§ **What you should do**:
Tell how many lines in these records contain the string "horizontal", with only the number as the reply.

* * *

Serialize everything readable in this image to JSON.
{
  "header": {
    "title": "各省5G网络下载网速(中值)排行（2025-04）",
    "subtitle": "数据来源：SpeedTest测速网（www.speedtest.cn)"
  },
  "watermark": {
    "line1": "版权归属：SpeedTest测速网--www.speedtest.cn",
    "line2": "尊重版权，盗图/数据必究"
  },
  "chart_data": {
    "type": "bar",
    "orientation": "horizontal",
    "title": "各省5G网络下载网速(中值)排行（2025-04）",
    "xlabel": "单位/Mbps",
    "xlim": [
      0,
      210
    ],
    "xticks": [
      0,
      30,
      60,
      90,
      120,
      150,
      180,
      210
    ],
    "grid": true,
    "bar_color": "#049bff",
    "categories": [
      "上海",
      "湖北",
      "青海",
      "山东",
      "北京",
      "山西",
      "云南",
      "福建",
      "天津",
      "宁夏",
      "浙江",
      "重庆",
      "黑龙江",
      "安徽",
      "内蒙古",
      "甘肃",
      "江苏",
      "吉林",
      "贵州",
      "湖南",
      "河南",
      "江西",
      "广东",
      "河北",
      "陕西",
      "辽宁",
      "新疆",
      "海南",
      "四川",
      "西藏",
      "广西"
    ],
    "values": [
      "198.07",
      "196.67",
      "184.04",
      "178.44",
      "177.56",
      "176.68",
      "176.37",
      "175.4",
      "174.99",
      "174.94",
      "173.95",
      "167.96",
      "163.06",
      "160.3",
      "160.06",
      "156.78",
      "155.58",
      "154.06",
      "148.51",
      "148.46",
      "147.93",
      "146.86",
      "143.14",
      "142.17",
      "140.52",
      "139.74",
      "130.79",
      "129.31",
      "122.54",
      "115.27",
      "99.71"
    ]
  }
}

* * *

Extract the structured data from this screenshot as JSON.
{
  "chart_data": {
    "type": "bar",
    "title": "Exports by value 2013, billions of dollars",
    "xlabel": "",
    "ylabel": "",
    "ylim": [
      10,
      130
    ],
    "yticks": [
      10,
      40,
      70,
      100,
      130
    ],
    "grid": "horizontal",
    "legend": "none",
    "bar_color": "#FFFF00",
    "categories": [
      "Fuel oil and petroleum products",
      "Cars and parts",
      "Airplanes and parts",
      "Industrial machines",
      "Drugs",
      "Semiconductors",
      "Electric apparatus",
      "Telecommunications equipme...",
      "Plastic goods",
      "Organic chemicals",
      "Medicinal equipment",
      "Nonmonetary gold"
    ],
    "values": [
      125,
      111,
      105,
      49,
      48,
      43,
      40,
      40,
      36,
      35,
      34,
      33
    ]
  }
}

* * *

§ **Full solution**:
2